WHAT YOU SHOULD DO:
Restate the data exactly as given and keep the pictures out.

DATA TO PROCESS:
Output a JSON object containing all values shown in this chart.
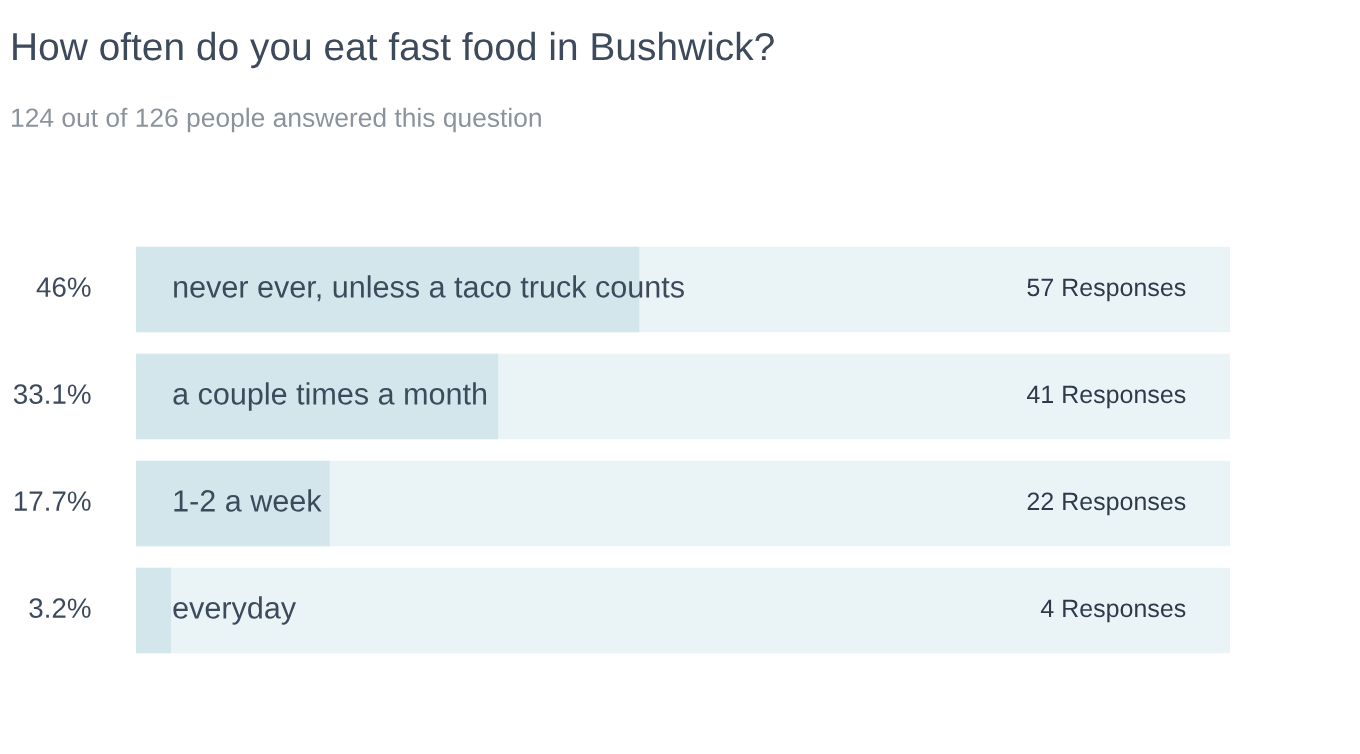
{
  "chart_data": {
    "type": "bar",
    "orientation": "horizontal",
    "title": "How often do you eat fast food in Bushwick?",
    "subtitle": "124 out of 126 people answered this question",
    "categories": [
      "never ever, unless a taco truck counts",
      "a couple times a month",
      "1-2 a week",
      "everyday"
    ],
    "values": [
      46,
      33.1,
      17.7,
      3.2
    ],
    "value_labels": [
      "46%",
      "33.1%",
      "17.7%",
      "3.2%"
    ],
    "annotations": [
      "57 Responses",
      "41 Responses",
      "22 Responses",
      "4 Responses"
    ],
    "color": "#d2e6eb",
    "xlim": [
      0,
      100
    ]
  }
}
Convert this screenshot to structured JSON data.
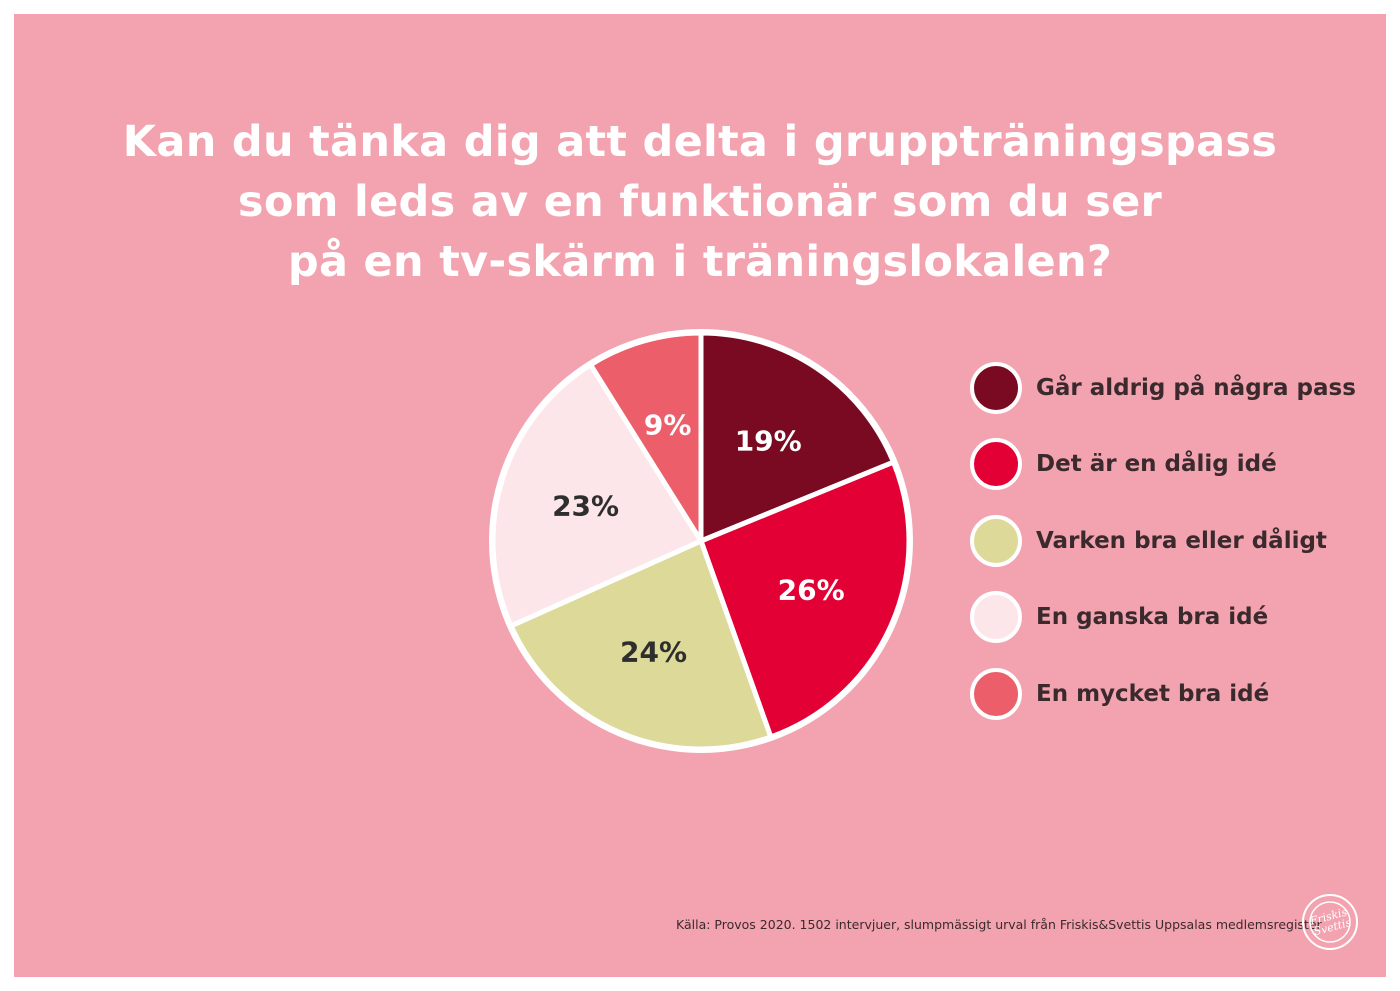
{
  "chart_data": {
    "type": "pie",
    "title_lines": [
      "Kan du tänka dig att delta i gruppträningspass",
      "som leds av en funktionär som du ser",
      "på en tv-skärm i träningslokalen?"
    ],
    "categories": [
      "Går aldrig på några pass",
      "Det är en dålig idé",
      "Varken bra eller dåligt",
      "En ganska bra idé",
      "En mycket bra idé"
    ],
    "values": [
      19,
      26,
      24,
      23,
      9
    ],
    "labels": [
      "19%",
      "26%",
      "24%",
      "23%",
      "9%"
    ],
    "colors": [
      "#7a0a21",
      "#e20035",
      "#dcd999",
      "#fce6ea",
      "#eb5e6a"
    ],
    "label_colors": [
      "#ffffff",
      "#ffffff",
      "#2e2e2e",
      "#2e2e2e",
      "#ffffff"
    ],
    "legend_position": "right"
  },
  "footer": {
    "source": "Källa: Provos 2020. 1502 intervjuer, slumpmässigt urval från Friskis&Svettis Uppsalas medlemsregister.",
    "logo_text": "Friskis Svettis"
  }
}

FULL ANSWER:
Output a JSON object containing all values shown in this chart.
{
  "chart_data": {
    "type": "bar",
    "orientation": "horizontal",
    "title": "How often do you eat fast food in Bushwick?",
    "subtitle": "124 out of 126 people answered this question",
    "categories": [
      "never ever, unless a taco truck counts",
      "a couple times a month",
      "1-2 a week",
      "everyday"
    ],
    "values": [
      46,
      33.1,
      17.7,
      3.2
    ],
    "value_labels": [
      "46%",
      "33.1%",
      "17.7%",
      "3.2%"
    ],
    "annotations": [
      "57 Responses",
      "41 Responses",
      "22 Responses",
      "4 Responses"
    ],
    "color": "#d2e6eb",
    "xlim": [
      0,
      100
    ]
  }
}
Convert this screenshot to structured JSON data.
{
  "chart_data": {
    "type": "pie",
    "title_lines": [
      "Kan du tänka dig att delta i gruppträningspass",
      "som leds av en funktionär som du ser",
      "på en tv-skärm i träningslokalen?"
    ],
    "categories": [
      "Går aldrig på några pass",
      "Det är en dålig idé",
      "Varken bra eller dåligt",
      "En ganska bra idé",
      "En mycket bra idé"
    ],
    "values": [
      19,
      26,
      24,
      23,
      9
    ],
    "labels": [
      "19%",
      "26%",
      "24%",
      "23%",
      "9%"
    ],
    "colors": [
      "#7a0a21",
      "#e20035",
      "#dcd999",
      "#fce6ea",
      "#eb5e6a"
    ],
    "label_colors": [
      "#ffffff",
      "#ffffff",
      "#2e2e2e",
      "#2e2e2e",
      "#ffffff"
    ],
    "legend_position": "right"
  },
  "footer": {
    "source": "Källa: Provos 2020. 1502 intervjuer, slumpmässigt urval från Friskis&Svettis Uppsalas medlemsregister.",
    "logo_text": "Friskis Svettis"
  }
}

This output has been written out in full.